* [The request]: Convert the lines from the one containing "adjustment-row-3: ◨◫◪▤◧ [893,260,946,271]" to the one containing "navigator-preview[interactable] [869,28,1075,165]", both included, into a JSON list of strings with one string per line and blank lines omitted.
* Begin Available data *
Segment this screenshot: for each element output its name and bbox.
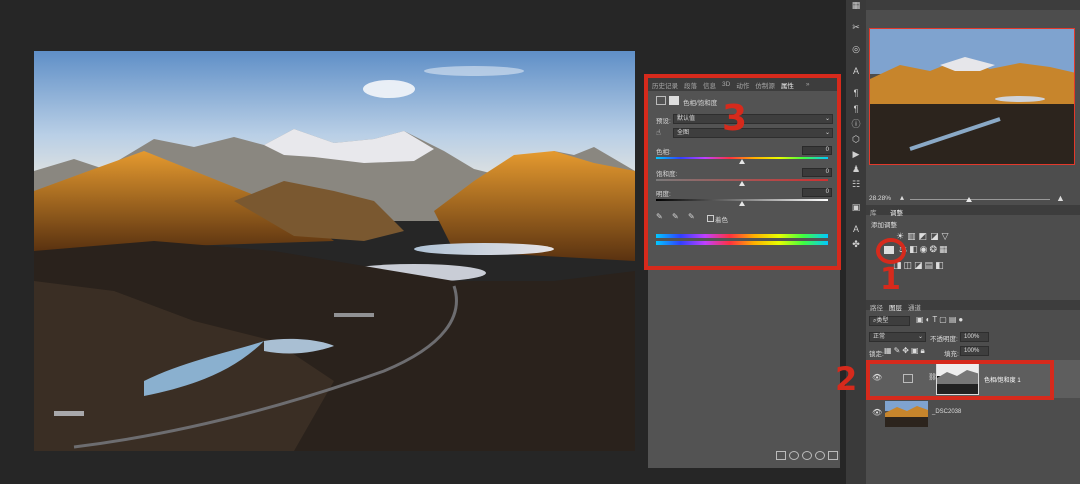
adjustment-row-3: ◨◫◪▤◧ [893,260,946,271]
lock-position-icon[interactable]: ✥ [902,346,911,355]
lock-pixels-icon[interactable]: ✎ [894,346,903,355]
photo-thumbnail [885,401,928,427]
tools-icon[interactable]: ✂ [850,22,862,33]
navigator-preview[interactable] [869,28,1075,165]
filter-toggle-icon[interactable]: ● [958,315,965,324]
trash-icon[interactable] [828,451,838,460]
visibility-icon[interactable] [815,451,825,460]
black-white-icon[interactable]: ◧ [909,244,920,254]
tab-adjustments[interactable]: 调整 [890,207,903,217]
layer-filter-icons: ▣◐T▢▤● [916,315,965,324]
fill-field[interactable]: 100% [960,346,989,356]
opacity-label: 不透明度: [930,336,958,343]
layer-filter-select[interactable]: ⌕类型 [869,316,910,326]
adjustments-heading: 添加调整 [871,222,897,229]
view-previous-icon[interactable] [789,451,799,460]
zoom-slider-handle[interactable] [966,197,972,202]
fill-label: 填充: [944,351,959,358]
landscape-image [34,51,635,451]
annotation-number-3: 3 [722,98,748,139]
shape-filter-icon[interactable]: ▢ [939,315,949,324]
lock-transparency-icon[interactable]: ▦ [884,346,894,355]
actions-play-icon[interactable]: ▶ [850,149,862,160]
histogram-icon[interactable]: ▦ [850,0,862,11]
blend-mode-select[interactable]: 正常 ⌄ [869,332,926,342]
channel-mixer-icon[interactable]: ❂ [929,244,939,254]
curves-icon[interactable]: ◩ [919,231,931,241]
navigator-thumbnail [870,29,1074,164]
tab-paths[interactable]: 路径 [870,302,883,312]
pixel-filter-icon[interactable]: ▣ [916,315,926,324]
clone-stamp-icon[interactable]: ♟ [850,164,862,175]
navigator-header [866,0,1080,10]
info-icon[interactable]: ⓘ [850,119,862,130]
glyphs-icon[interactable]: A [850,224,862,235]
color-swatch-icon[interactable]: ▣ [850,202,862,213]
tab-channels[interactable]: 通道 [908,302,921,312]
navigator-icon[interactable]: ◎ [850,44,862,55]
lock-icons: ▦✎✥▣🔒︎ [884,346,927,356]
reset-icon[interactable] [802,451,812,460]
zoom-in-icon[interactable]: ▲ [1056,193,1065,203]
3d-icon[interactable]: ⬡ [850,134,862,145]
posterize-icon[interactable]: ◫ [904,260,915,270]
levels-icon[interactable]: ▥ [907,231,919,241]
panel-tool-strip: ▦ ✂ ◎ A ¶ ¶ ⓘ ⬡ ▶ ♟ ☷ ▣ A ✤ [846,0,866,484]
clip-to-layer-icon[interactable] [776,451,786,460]
annotation-box-2 [866,360,1054,400]
annotation-number-1: 1 [880,262,901,297]
pilcrow-icon[interactable]: ¶ [850,104,862,115]
layer-name[interactable]: _DSC2038 [932,409,961,415]
gradient-map-icon[interactable]: ▤ [925,260,936,270]
tab-libraries[interactable]: 库 [870,207,877,217]
adjustment-row-2: ⚖◧◉❂▦ [899,244,950,255]
chevron-down-icon: ⌄ [917,334,923,340]
properties-icon[interactable]: ☷ [850,179,862,190]
paragraph-icon[interactable]: ¶ [850,88,862,99]
canvas-photo[interactable] [34,51,635,451]
lock-artboard-icon[interactable]: ▣ [911,346,921,355]
layer-row-photo[interactable]: 👁︎ _DSC2038 [866,398,1080,436]
tab-layers[interactable]: 图层 [889,302,902,312]
opacity-field[interactable]: 100% [960,332,989,342]
layer-thumbnail[interactable] [885,401,928,427]
lock-all-icon[interactable]: 🔒︎ [921,346,927,355]
brush-settings-icon[interactable]: ✤ [850,239,862,250]
zoom-value[interactable]: 28.28% [869,195,891,202]
lock-label: 锁定: [869,351,884,358]
layer-filter-value: 类型 [876,318,889,324]
annotation-number-2: 2 [835,360,858,398]
adjustment-row-1: ☀▥◩◪▽ [896,231,952,242]
smart-object-filter-icon[interactable]: ▤ [949,315,959,324]
threshold-icon[interactable]: ◪ [914,260,925,270]
character-icon[interactable]: A [850,66,862,77]
vibrance-icon[interactable]: ▽ [942,231,952,241]
selective-color-icon[interactable]: ◧ [935,260,946,270]
color-lookup-icon[interactable]: ▦ [939,244,950,254]
panel-footer-buttons [758,451,838,461]
zoom-slider[interactable] [910,199,1050,200]
eye-icon[interactable]: 👁︎ [872,408,882,417]
exposure-icon[interactable]: ◪ [930,231,942,241]
annotation-circle-1 [876,238,906,264]
zoom-out-icon[interactable]: ▴ [900,193,904,202]
blend-mode-value: 正常 [873,334,886,340]
photo-filter-icon[interactable]: ◉ [920,244,930,254]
* End Available data *
* [Result below]:
[
  "adjustment-row-3: ◨◫◪▤◧ [893,260,946,271]",
  "lock-position-icon[interactable]: ✥ [902,346,911,355]",
  "lock-pixels-icon[interactable]: ✎ [894,346,903,355]",
  "photo-thumbnail [885,401,928,427]",
  "tools-icon[interactable]: ✂ [850,22,862,33]",
  "navigator-preview[interactable] [869,28,1075,165]"
]